Working data:
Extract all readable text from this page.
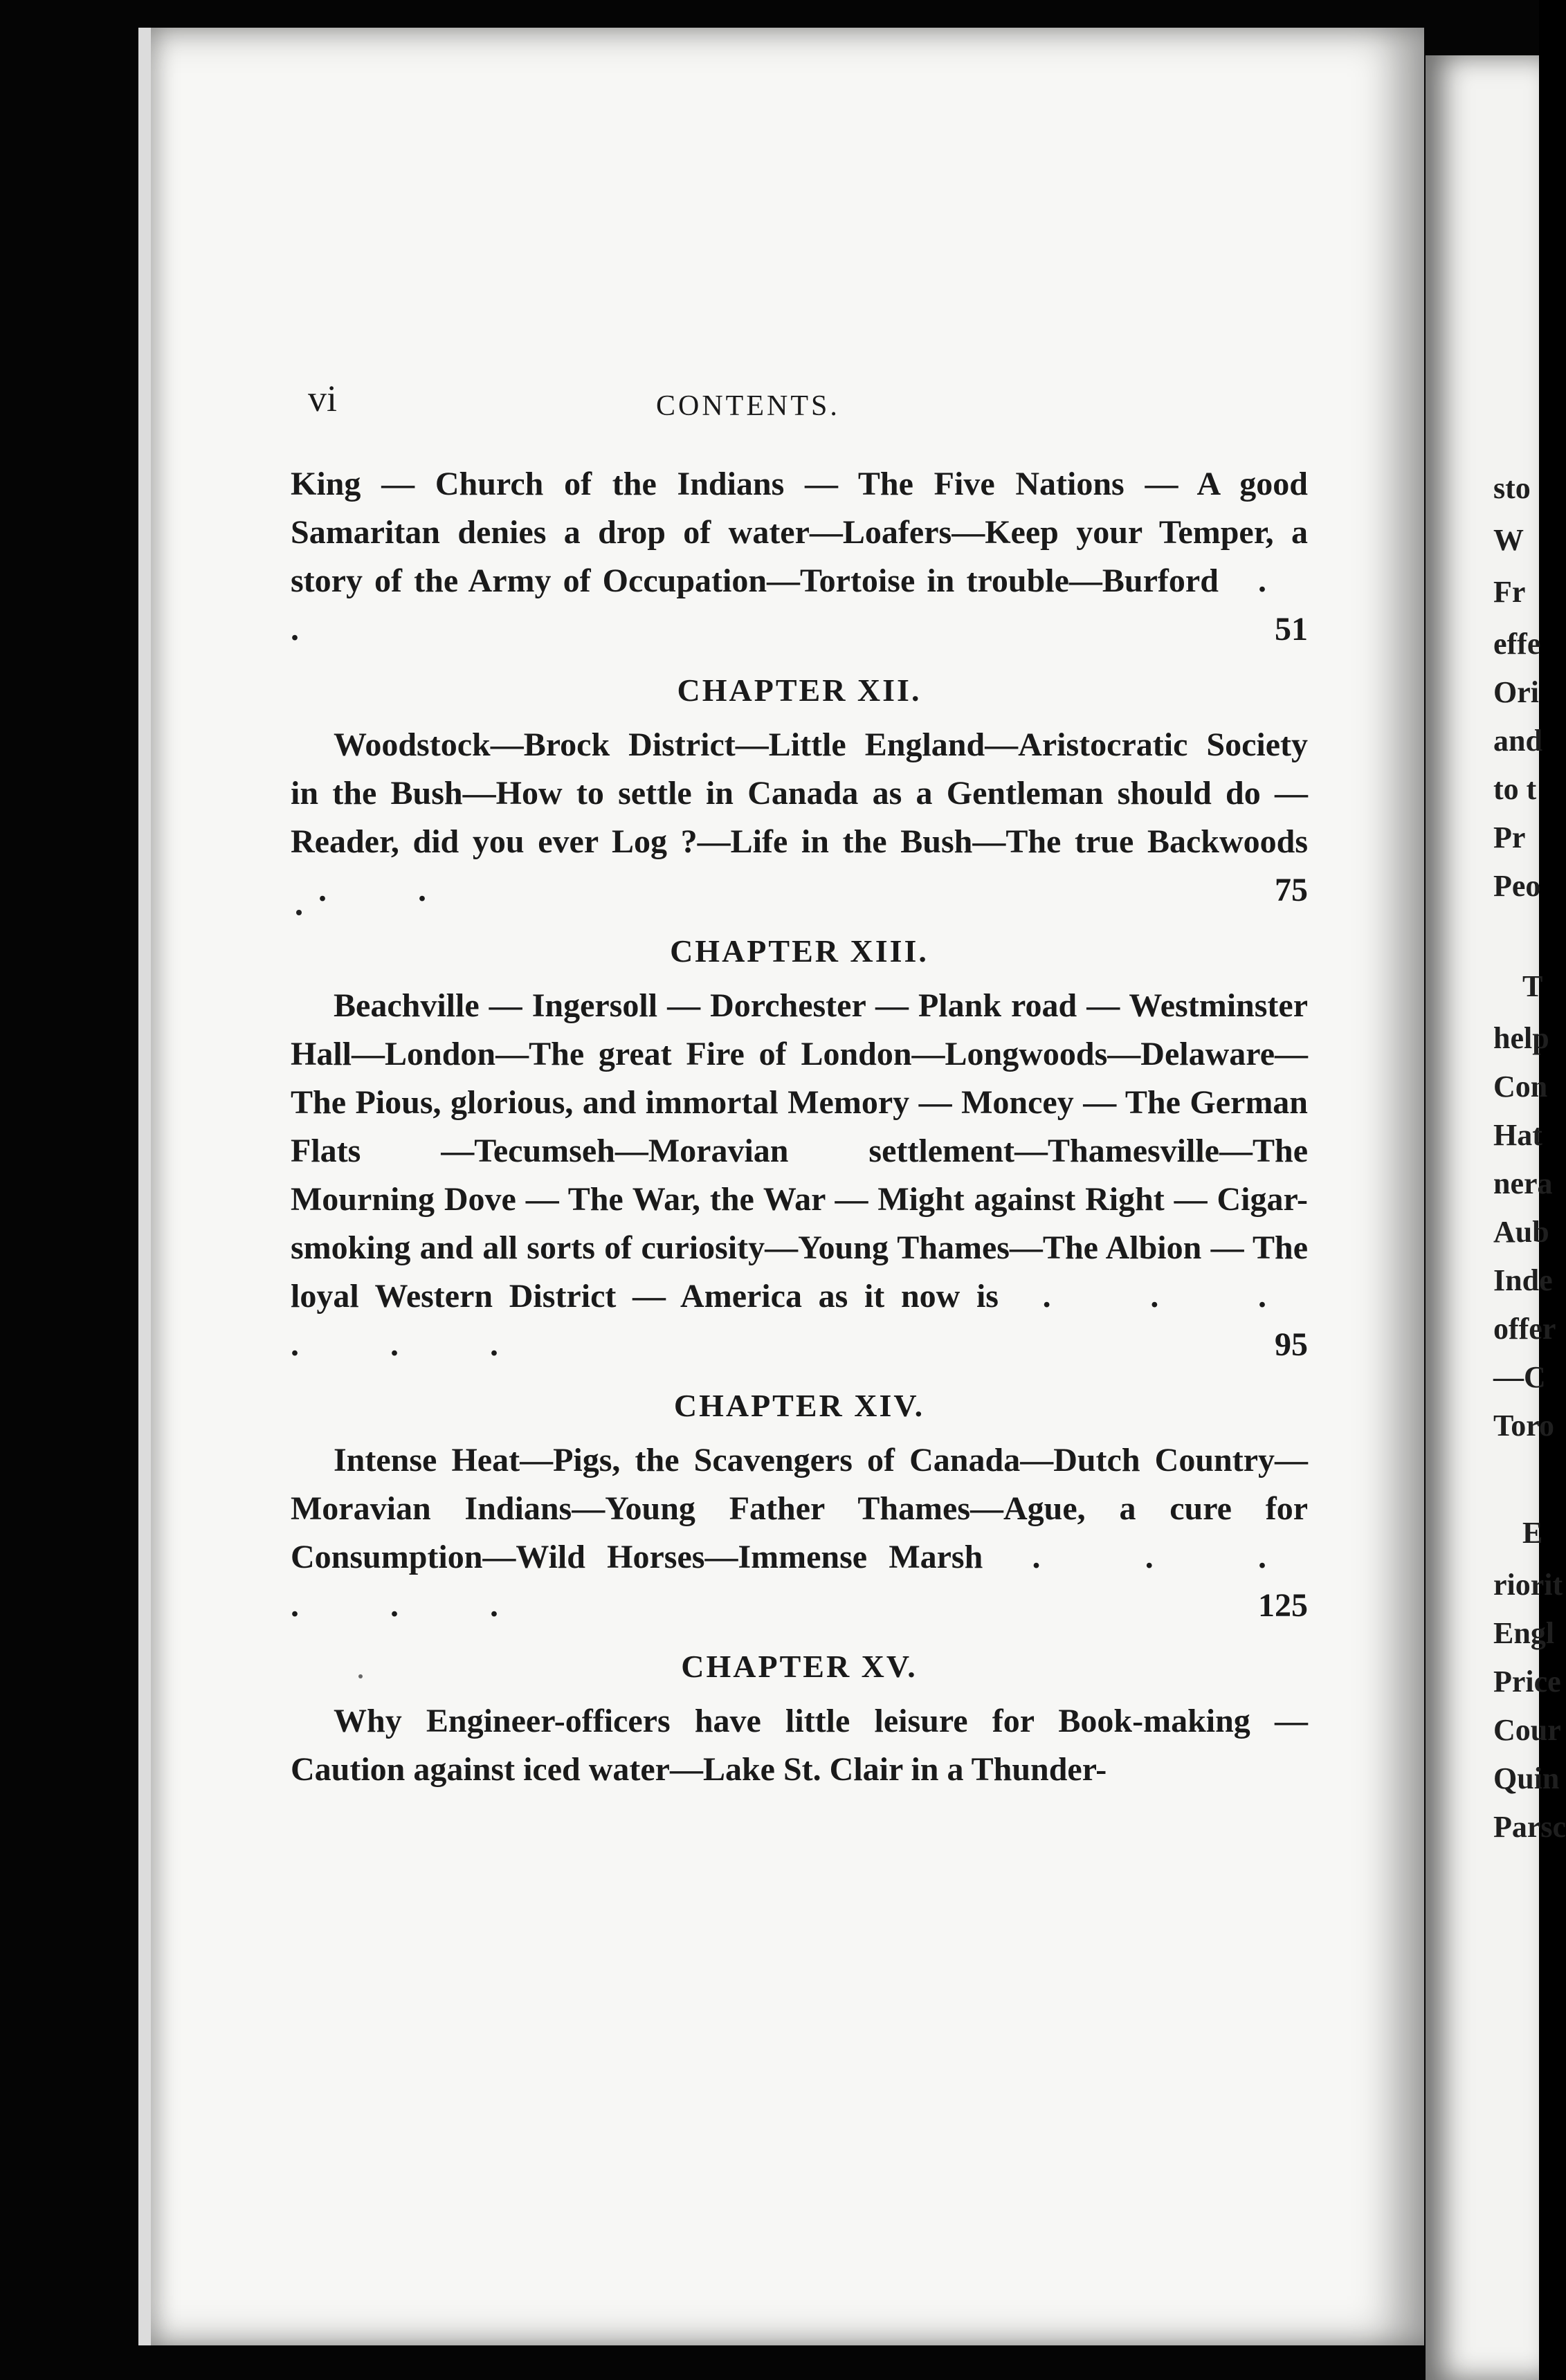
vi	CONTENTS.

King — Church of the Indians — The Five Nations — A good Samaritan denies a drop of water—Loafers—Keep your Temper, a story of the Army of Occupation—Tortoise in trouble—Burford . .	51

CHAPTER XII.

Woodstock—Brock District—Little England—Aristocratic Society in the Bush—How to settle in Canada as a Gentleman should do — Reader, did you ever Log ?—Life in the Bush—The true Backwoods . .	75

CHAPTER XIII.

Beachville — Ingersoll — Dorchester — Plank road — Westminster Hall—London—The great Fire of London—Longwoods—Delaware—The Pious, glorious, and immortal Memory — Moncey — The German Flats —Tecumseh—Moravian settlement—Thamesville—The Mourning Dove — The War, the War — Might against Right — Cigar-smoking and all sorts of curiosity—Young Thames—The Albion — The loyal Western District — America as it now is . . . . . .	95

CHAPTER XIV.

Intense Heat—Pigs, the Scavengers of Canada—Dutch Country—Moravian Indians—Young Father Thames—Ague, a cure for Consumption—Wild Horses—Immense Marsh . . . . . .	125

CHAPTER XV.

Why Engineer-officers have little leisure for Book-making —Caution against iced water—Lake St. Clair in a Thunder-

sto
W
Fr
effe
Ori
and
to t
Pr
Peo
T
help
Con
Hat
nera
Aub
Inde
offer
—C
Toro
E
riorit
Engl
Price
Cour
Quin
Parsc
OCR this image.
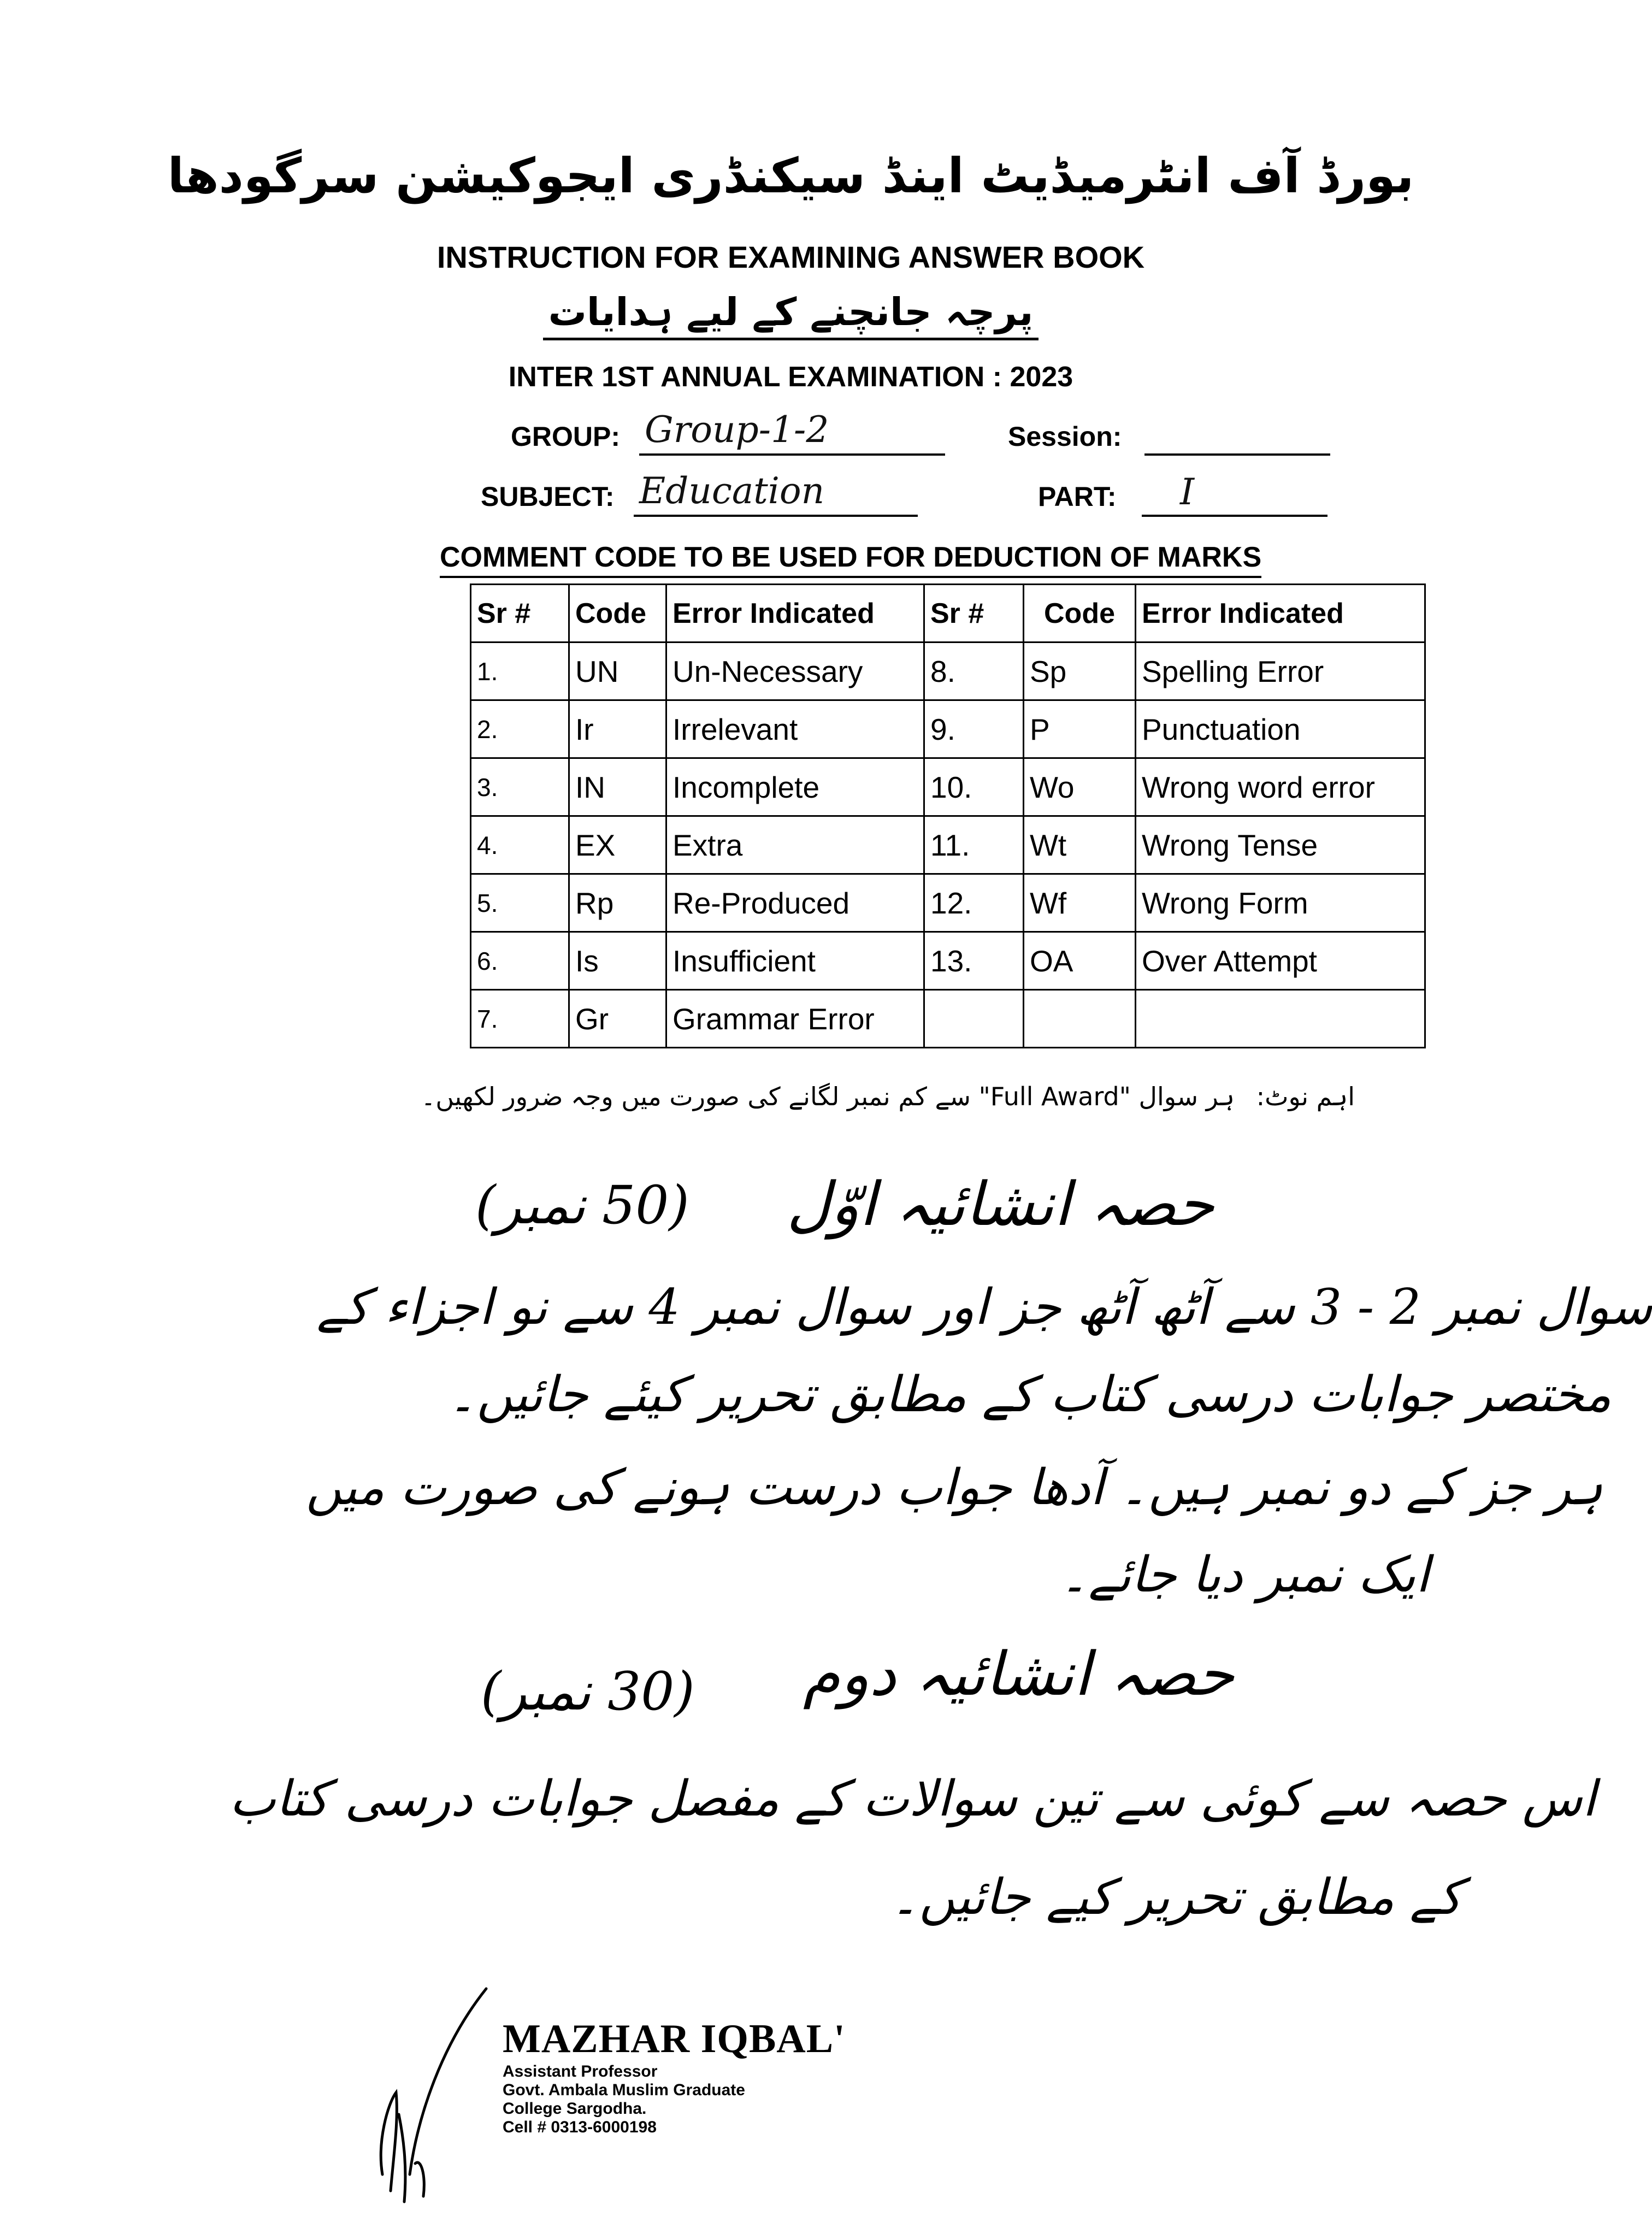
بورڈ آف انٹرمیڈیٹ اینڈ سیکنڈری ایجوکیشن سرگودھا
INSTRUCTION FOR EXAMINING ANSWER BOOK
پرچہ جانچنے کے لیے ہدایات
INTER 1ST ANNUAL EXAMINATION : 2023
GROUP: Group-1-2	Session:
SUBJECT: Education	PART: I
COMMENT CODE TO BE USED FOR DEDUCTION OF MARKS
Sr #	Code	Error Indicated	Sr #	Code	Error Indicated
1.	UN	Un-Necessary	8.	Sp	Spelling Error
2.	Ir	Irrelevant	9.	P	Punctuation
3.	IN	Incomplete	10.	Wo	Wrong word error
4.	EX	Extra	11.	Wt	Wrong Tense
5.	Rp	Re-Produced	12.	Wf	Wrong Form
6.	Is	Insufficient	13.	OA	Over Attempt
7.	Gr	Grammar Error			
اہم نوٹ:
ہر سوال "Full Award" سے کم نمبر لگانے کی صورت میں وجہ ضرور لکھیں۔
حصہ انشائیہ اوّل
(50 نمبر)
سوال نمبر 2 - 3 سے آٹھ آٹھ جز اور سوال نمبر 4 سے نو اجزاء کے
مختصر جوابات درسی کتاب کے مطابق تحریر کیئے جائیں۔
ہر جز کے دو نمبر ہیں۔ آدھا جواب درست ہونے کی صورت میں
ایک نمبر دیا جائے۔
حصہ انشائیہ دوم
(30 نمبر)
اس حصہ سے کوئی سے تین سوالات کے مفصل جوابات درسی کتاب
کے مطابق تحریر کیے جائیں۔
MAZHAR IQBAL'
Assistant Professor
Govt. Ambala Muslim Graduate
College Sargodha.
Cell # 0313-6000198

To do: Reproduce the entries above without change, omitting all pictures.

Written response:
Extract all readable text from this page.
vi	CONTENTS.

King — Church of the Indians — The Five Nations — A good Samaritan denies a drop of water—Loafers—Keep your Temper, a story of the Army of Occupation—Tortoise in trouble—Burford . .	51

CHAPTER XII.

Woodstock—Brock District—Little England—Aristocratic Society in the Bush—How to settle in Canada as a Gentleman should do — Reader, did you ever Log ?—Life in the Bush—The true Backwoods . .	75

CHAPTER XIII.

Beachville — Ingersoll — Dorchester — Plank road — Westminster Hall—London—The great Fire of London—Longwoods—Delaware—The Pious, glorious, and immortal Memory — Moncey — The German Flats —Tecumseh—Moravian settlement—Thamesville—The Mourning Dove — The War, the War — Might against Right — Cigar-smoking and all sorts of curiosity—Young Thames—The Albion — The loyal Western District — America as it now is . . . . . .	95

CHAPTER XIV.

Intense Heat—Pigs, the Scavengers of Canada—Dutch Country—Moravian Indians—Young Father Thames—Ague, a cure for Consumption—Wild Horses—Immense Marsh . . . . . .	125

CHAPTER XV.

Why Engineer-officers have little leisure for Book-making —Caution against iced water—Lake St. Clair in a Thunder-

sto
W
Fr
effe
Ori
and
to t
Pr
Peo
T
help
Con
Hat
nera
Aub
Inde
offer
—C
Toro
E
riorit
Engl
Price
Cour
Quin
Parsc
OCR this image.
بورڈ آف انٹرمیڈیٹ اینڈ سیکنڈری ایجوکیشن سرگودھا
INSTRUCTION FOR EXAMINING ANSWER BOOK
پرچہ جانچنے کے لیے ہدایات
INTER 1ST ANNUAL EXAMINATION : 2023
GROUP: Group-1-2	Session:
SUBJECT: Education	PART: I
COMMENT CODE TO BE USED FOR DEDUCTION OF MARKS
Sr #	Code	Error Indicated	Sr #	Code	Error Indicated
1.	UN	Un-Necessary	8.	Sp	Spelling Error
2.	Ir	Irrelevant	9.	P	Punctuation
3.	IN	Incomplete	10.	Wo	Wrong word error
4.	EX	Extra	11.	Wt	Wrong Tense
5.	Rp	Re-Produced	12.	Wf	Wrong Form
6.	Is	Insufficient	13.	OA	Over Attempt
7.	Gr	Grammar Error			
اہم نوٹ:
ہر سوال "Full Award" سے کم نمبر لگانے کی صورت میں وجہ ضرور لکھیں۔
حصہ انشائیہ اوّل
(50 نمبر)
سوال نمبر 2 - 3 سے آٹھ آٹھ جز اور سوال نمبر 4 سے نو اجزاء کے
مختصر جوابات درسی کتاب کے مطابق تحریر کیئے جائیں۔
ہر جز کے دو نمبر ہیں۔ آدھا جواب درست ہونے کی صورت میں
ایک نمبر دیا جائے۔
حصہ انشائیہ دوم
(30 نمبر)
اس حصہ سے کوئی سے تین سوالات کے مفصل جوابات درسی کتاب
کے مطابق تحریر کیے جائیں۔
MAZHAR IQBAL'
Assistant Professor
Govt. Ambala Muslim Graduate
College Sargodha.
Cell # 0313-6000198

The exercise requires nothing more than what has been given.